_Consignas_.
a. Traduce al inglés esta oración del fragmento sobre los jóvenes y la delincuencia: «Se trata, según Sanmartín (1998), de un “proceso de interferencia intralingüística entre sociolectos y un tipo de registro”».
b. Transcribe sin cambios el tramo de los registros que abre con la línea que contiene “expand-panel-icon[interactable] — [855, 97, 864, 106]” y cierra con la que contiene “thumbnail-larynx-image — [1033, 316, 1105, 370]”. Incluye ambas líneas.

━━━ Extracto del documento

Los jóvenes y la delincuencia conforman dos grupos
sociales, con sus propias subculturas, formadas por normas, valores y un
lenguaje propios. Son dos grupos sociales, que nacen en contextos sociales
distintos, y, en cambio, sus variedades lingüísticas son muy difíciles de
delimitar, de trazar una frontera precisa entre ambas. Se trata, según
Sanmartín (1998), de un “proceso de interferencia intralingüística entre
sociolectos y un tipo de registro”.
De hecho, en esa relación en dependencia que, según
afirma la autora, existe entre la variación social y la situación comunicativa
reside un factor clave para entender cómo sucede ese trasvase, cómo se
difuminan los límites entre variantes: ambas, siendo variantes diastráticas,
comparten como rasgo común el contexto comunicativo en el que se producen: el
registro coloquial. Solo se desarrollan estos argots, afirma Sanmartín, “en
situaciones comunicativas en las que existe una igualdad entre los
participantes, un tono informal, un modo oral, un dinamismo conversacional,
etc.”.

━━━━━━
━━━ Material del ejercicio

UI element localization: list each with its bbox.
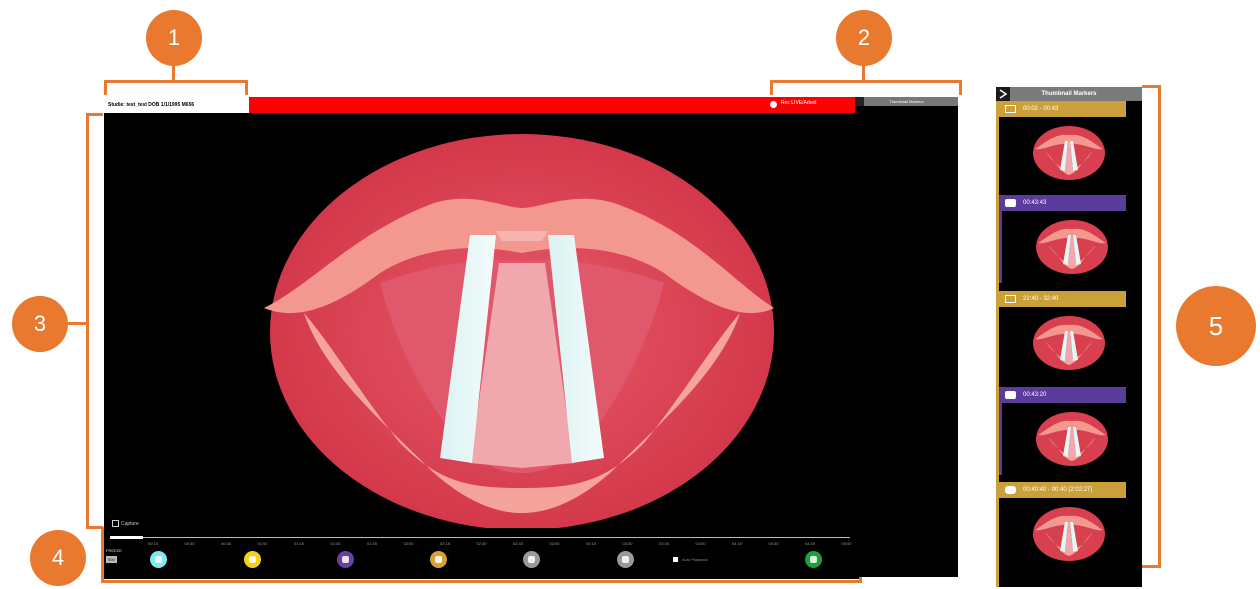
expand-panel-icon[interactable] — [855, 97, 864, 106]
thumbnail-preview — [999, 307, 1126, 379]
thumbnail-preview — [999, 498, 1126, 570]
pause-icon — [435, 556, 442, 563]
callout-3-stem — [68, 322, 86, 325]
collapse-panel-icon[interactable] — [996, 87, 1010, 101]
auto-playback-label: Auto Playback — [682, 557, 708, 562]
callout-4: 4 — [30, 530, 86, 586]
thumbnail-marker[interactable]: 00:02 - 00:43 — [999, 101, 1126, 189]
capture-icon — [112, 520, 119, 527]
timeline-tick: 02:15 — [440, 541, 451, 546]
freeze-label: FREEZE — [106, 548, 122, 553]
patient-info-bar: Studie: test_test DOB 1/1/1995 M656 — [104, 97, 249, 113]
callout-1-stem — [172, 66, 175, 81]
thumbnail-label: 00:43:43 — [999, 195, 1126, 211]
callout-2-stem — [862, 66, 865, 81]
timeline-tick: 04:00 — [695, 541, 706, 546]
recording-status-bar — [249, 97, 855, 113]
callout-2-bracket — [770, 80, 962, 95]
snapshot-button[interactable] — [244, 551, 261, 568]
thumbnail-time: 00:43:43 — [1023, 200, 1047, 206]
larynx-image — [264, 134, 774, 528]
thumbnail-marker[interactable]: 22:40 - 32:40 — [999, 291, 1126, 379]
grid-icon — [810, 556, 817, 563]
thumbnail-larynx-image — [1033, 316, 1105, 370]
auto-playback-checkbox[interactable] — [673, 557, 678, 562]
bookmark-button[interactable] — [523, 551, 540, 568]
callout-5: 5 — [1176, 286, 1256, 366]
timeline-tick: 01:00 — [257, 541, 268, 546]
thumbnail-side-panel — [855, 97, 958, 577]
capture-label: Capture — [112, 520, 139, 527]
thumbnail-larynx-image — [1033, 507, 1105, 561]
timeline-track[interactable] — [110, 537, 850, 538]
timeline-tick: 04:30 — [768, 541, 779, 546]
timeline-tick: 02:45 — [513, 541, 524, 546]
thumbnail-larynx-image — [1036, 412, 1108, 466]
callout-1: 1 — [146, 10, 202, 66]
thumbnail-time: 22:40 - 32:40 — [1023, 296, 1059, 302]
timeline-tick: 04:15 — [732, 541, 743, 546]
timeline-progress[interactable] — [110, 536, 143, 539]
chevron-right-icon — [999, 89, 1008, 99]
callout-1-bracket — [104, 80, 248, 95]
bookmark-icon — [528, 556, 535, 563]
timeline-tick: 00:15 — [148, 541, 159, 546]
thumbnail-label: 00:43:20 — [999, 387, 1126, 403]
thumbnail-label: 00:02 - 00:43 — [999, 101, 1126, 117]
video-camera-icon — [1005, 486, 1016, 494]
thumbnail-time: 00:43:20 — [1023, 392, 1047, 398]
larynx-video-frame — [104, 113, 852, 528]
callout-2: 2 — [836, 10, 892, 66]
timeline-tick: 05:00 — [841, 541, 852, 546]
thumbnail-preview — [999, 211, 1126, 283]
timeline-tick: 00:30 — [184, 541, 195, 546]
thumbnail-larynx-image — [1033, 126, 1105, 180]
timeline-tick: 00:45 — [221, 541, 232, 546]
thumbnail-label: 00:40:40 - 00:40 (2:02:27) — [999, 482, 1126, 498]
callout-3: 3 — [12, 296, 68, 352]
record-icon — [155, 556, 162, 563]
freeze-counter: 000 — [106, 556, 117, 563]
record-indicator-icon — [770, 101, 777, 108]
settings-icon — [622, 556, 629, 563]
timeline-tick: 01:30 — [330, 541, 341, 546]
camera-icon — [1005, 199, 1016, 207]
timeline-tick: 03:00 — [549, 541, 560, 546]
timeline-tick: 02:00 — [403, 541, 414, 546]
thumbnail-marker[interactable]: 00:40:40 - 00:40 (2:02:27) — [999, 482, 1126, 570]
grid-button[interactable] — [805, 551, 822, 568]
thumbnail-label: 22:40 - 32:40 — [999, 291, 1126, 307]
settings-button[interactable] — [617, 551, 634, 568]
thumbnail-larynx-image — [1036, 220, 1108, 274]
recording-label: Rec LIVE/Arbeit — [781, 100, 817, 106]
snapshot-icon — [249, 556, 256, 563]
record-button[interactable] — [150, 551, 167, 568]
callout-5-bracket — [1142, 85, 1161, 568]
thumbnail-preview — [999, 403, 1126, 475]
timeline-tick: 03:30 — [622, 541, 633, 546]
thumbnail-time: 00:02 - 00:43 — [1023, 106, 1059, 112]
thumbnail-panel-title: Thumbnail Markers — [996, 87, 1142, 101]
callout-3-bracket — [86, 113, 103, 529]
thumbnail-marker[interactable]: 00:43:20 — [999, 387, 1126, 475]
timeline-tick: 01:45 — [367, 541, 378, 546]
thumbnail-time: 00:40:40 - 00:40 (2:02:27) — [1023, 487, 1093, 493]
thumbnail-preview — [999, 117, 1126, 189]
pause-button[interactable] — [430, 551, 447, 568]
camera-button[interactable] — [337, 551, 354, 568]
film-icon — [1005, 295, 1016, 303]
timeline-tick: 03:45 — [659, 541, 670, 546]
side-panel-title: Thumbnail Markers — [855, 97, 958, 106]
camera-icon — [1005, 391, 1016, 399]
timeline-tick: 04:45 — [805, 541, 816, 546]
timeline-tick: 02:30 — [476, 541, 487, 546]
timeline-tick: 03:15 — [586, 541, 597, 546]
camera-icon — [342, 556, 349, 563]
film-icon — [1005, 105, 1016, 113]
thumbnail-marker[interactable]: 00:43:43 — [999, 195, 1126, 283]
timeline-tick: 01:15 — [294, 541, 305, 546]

━━━━━━

_Resultados del ejercicio_.
a. According to Sanmartín (1998), it is a “process of intralinguistic interference between sociolects and a type of register.”

b.
expand-panel-icon[interactable] — [855, 97, 864, 106]
thumbnail-preview — [999, 307, 1126, 379]
thumbnail-preview — [999, 498, 1126, 570]
pause-icon — [435, 556, 442, 563]
callout-3-stem — [68, 322, 86, 325]
collapse-panel-icon[interactable] — [996, 87, 1010, 101]
auto-playback-label: Auto Playback — [682, 557, 708, 562]
callout-4: 4 — [30, 530, 86, 586]
thumbnail-marker[interactable]: 00:02 - 00:43 — [999, 101, 1126, 189]
capture-icon — [112, 520, 119, 527]
timeline-tick: 02:15 — [440, 541, 451, 546]
freeze-label: FREEZE — [106, 548, 122, 553]
patient-info-bar: Studie: test_test DOB 1/1/1995 M656 — [104, 97, 249, 113]
callout-1-stem — [172, 66, 175, 81]
thumbnail-label: 00:43:43 — [999, 195, 1126, 211]
callout-2-stem — [862, 66, 865, 81]
timeline-tick: 04:00 — [695, 541, 706, 546]
recording-status-bar — [249, 97, 855, 113]
callout-2-bracket — [770, 80, 962, 95]
snapshot-button[interactable] — [244, 551, 261, 568]
thumbnail-time: 00:43:43 — [1023, 200, 1047, 206]
larynx-image — [264, 134, 774, 528]
thumbnail-marker[interactable]: 22:40 - 32:40 — [999, 291, 1126, 379]
grid-icon — [810, 556, 817, 563]
thumbnail-larynx-image — [1033, 316, 1105, 370]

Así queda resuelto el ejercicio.